**TO BE DONE**
All material below is to be reproduced exactly.

**RECORDS PROVIDED**
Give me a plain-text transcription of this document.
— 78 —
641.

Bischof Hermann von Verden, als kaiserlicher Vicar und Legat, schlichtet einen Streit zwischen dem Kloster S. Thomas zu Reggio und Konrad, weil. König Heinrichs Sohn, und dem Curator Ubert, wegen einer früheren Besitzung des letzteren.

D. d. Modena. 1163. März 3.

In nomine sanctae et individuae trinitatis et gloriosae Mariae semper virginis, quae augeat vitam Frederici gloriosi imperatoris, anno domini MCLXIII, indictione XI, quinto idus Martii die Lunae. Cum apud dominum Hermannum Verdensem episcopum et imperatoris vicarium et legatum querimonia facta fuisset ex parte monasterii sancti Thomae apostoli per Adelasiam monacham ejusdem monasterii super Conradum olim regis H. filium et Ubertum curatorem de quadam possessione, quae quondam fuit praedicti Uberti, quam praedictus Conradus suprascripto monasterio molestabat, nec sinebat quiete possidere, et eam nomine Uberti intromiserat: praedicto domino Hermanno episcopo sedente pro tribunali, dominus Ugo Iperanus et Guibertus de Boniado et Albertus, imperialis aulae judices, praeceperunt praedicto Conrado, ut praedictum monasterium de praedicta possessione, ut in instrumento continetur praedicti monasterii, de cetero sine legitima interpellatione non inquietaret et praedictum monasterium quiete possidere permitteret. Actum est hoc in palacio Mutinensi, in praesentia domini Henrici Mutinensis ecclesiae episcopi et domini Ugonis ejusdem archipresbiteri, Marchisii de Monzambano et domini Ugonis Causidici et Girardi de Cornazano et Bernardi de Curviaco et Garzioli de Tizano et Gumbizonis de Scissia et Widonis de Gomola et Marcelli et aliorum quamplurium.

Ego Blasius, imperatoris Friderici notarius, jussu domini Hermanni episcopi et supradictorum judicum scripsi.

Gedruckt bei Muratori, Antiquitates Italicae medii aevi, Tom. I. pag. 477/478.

**TASK RESPONSE**
Give me a plain-text transcription of this document.
— 78 —
641.

Bischof Hermann von Verden, als kaiserlicher Vicar und Legat, schlichtet einen Streit zwischen dem Kloster S. Thomas zu Reggio und Konrad, weil. König Heinrichs Sohn, und dem Curator Ubert, wegen einer früheren Besitzung des letzteren.

D. d. Modena. 1163. März 3.

In nomine sanctae et individuae trinitatis et gloriosae Mariae semper virginis, quae augeat vitam Frederici gloriosi imperatoris, anno domini MCLXIII, indictione XI, quinto idus Martii die Lunae. Cum apud dominum Hermannum Verdensem episcopum et imperatoris vicarium et legatum querimonia facta fuisset ex parte monasterii sancti Thomae apostoli per Adelasiam monacham ejusdem monasterii super Conradum olim regis H. filium et Ubertum curatorem de quadam possessione, quae quondam fuit praedicti Uberti, quam praedictus Conradus suprascripto monasterio molestabat, nec sinebat quiete possidere, et eam nomine Uberti intromiserat: praedicto domino Hermanno episcopo sedente pro tribunali, dominus Ugo Iperanus et Guibertus de Boniado et Albertus, imperialis aulae judices, praeceperunt praedicto Conrado, ut praedictum monasterium de praedicta possessione, ut in instrumento continetur praedicti monasterii, de cetero sine legitima interpellatione non inquietaret et praedictum monasterium quiete possidere permitteret. Actum est hoc in palacio Mutinensi, in praesentia domini Henrici Mutinensis ecclesiae episcopi et domini Ugonis ejusdem archipresbiteri, Marchisii de Monzambano et domini Ugonis Causidici et Girardi de Cornazano et Bernardi de Curviaco et Garzioli de Tizano et Gumbizonis de Scissia et Widonis de Gomola et Marcelli et aliorum quamplurium.

Ego Blasius, imperatoris Friderici notarius, jussu domini Hermanni episcopi et supradictorum judicum scripsi.

Gedruckt bei Muratori, Antiquitates Italicae medii aevi, Tom. I. pag. 477/478.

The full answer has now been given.